**Page text**
Monday, June 05, 2006

Services That I Use For Podcasting

Here are the services that I utilize to power all the podcasting here at Podcast NYC.
  • Blogger - Simple, flexible and free. Blogger powers all of the podcasts that sit on the main Podcast NYC site. $0 per month
  • Wordpress - The grand daddy of all weblog software if you ask me. WordPress powers my New York Minute Show, Flow and New York Mets podcast websites. $0 per month
  • Feedburner - All of my podcast feeds are run through FeedBurner. And I use their HTML republishing tools to power the Latest sections on the front page of Podcast NYC. $0 per month
  • LibSyn - All the audio and video files go here. I never leave home without it. $30 per month
  • Dreamhost - Industrial strength web hosting at rock bottom prices. All Blogger pages, WordPress installs and all images are hosted under various Dream-hosted domains. Home of the famous "one click install" for WordPress. Nice! $9.95 per month
  • Hipcast - Formerly known as Audioblog, this service is best used for publishing audio and video on your blog websites. I like to use this service to call in posts that are then automatically published to my podcast websites. $4.95 per month
  • Google Video - This works really well for adding a nice flash video player on all the posts that contain video podcasts. See it in action at my Video Extras page. $0 per month
  • Gmail - The best web based email IMHO. All the email for Podcast NYC gets routed through a single Gmail account and management of it is a snap. $0 per month
  • Feed Player - The Big Contact Feed Player is the best solution around for streaming and sharing your audio podcasts. $0 per month.

**Provided material**
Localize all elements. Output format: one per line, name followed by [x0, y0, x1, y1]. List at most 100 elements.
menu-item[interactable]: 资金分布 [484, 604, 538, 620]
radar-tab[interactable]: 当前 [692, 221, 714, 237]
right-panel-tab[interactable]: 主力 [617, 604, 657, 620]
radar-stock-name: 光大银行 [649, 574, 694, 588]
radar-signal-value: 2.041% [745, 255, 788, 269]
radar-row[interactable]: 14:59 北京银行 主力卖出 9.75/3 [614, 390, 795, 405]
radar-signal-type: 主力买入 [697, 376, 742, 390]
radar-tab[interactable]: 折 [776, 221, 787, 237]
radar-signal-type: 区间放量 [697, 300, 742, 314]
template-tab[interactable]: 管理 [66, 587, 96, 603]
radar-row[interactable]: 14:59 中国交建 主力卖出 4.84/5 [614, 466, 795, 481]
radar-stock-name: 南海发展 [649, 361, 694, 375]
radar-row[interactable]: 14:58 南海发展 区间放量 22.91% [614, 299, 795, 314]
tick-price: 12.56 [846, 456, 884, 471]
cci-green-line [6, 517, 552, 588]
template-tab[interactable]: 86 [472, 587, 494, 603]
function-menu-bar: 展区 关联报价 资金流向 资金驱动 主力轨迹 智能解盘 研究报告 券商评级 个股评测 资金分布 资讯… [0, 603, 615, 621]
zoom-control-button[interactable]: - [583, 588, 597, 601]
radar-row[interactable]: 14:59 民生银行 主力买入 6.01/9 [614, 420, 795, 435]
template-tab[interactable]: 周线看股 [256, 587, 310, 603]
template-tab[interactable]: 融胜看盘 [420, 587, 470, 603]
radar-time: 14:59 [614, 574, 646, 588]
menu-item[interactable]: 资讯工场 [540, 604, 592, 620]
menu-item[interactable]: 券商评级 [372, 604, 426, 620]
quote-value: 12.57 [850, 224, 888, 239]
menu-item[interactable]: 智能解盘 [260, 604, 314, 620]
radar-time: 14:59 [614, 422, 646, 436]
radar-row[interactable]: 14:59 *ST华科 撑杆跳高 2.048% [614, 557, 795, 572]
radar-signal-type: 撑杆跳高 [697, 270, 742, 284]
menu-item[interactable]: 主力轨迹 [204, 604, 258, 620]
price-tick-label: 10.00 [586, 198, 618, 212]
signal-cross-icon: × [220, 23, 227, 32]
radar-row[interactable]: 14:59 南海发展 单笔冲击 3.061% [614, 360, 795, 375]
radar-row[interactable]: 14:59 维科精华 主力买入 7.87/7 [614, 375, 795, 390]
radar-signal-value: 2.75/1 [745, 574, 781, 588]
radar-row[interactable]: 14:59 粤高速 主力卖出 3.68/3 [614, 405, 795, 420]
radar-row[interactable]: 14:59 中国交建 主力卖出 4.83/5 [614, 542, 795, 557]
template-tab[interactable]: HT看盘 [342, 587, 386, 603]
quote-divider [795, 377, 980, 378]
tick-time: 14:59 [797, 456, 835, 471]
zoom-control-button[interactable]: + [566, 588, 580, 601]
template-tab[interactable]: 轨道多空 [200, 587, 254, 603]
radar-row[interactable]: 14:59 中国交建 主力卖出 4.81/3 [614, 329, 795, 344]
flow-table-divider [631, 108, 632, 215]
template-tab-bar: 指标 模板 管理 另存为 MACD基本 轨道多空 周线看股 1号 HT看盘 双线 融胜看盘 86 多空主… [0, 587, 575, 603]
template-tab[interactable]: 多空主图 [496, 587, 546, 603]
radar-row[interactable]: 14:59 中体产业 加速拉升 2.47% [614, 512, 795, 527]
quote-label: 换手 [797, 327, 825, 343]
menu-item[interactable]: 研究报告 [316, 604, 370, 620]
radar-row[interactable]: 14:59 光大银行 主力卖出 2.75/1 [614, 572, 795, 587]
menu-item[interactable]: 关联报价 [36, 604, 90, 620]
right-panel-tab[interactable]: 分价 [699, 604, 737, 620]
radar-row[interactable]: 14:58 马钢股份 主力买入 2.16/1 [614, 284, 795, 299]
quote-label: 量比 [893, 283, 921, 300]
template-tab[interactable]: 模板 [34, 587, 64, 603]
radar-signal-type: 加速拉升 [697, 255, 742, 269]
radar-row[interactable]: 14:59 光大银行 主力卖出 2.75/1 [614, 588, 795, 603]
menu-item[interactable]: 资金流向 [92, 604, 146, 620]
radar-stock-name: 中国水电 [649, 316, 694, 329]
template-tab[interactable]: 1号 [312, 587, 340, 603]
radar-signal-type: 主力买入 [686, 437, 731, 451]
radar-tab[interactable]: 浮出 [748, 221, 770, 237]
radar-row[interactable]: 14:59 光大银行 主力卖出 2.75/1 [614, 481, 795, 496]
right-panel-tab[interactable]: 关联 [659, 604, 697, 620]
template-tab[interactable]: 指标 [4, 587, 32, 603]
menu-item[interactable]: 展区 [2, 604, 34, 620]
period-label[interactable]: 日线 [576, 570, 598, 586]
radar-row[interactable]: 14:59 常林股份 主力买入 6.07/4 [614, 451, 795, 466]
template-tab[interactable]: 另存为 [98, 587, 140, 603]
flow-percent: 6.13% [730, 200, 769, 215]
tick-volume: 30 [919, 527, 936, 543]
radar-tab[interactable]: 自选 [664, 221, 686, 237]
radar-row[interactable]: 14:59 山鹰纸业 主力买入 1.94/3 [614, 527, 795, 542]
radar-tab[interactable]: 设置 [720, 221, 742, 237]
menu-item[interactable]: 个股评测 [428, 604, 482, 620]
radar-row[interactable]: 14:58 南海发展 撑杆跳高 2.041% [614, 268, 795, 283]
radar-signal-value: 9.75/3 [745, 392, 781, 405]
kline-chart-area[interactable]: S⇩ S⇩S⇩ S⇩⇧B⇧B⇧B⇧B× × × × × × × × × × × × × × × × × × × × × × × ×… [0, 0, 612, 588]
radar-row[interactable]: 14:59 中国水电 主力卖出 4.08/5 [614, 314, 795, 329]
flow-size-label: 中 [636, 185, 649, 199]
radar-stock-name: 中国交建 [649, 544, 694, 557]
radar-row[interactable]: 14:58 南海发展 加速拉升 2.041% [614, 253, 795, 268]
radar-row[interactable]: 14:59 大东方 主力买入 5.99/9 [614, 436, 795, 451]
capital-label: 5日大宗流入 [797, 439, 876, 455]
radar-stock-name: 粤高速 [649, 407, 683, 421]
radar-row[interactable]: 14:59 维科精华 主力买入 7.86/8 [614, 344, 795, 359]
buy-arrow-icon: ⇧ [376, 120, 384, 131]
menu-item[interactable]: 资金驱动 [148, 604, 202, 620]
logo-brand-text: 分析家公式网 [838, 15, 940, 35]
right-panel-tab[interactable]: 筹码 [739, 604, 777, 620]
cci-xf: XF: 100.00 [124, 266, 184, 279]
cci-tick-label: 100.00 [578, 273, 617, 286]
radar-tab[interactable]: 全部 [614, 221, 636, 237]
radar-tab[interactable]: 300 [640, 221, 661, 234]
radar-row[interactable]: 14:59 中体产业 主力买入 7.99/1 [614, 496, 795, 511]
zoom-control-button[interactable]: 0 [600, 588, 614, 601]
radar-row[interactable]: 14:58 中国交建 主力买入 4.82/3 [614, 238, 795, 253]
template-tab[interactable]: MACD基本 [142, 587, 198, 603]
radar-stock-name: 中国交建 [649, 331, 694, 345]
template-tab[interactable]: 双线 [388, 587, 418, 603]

**Description of the task**
Reproduce the podcasting services post in full, word for word, with nothing from the listing.

**The completed task**
Monday, June 05, 2006

Services That I Use For Podcasting

Here are the services that I utilize to power all the podcasting here at Podcast NYC.
  • Blogger - Simple, flexible and free. Blogger powers all of the podcasts that sit on the main Podcast NYC site. $0 per month
  • Wordpress - The grand daddy of all weblog software if you ask me. WordPress powers my New York Minute Show, Flow and New York Mets podcast websites. $0 per month
  • Feedburner - All of my podcast feeds are run through FeedBurner. And I use their HTML republishing tools to power the Latest sections on the front page of Podcast NYC. $0 per month
  • LibSyn - All the audio and video files go here. I never leave home without it. $30 per month
  • Dreamhost - Industrial strength web hosting at rock bottom prices. All Blogger pages, WordPress installs and all images are hosted under various Dream-hosted domains. Home of the famous "one click install" for WordPress. Nice! $9.95 per month
  • Hipcast - Formerly known as Audioblog, this service is best used for publishing audio and video on your blog websites. I like to use this service to call in posts that are then automatically published to my podcast websites. $4.95 per month
  • Google Video - This works really well for adding a nice flash video player on all the posts that contain video podcasts. See it in action at my Video Extras page. $0 per month
  • Gmail - The best web based email IMHO. All the email for Podcast NYC gets routed through a single Gmail account and management of it is a snap. $0 per month
  • Feed Player - The Big Contact Feed Player is the best solution around for streaming and sharing your audio podcasts. $0 per month.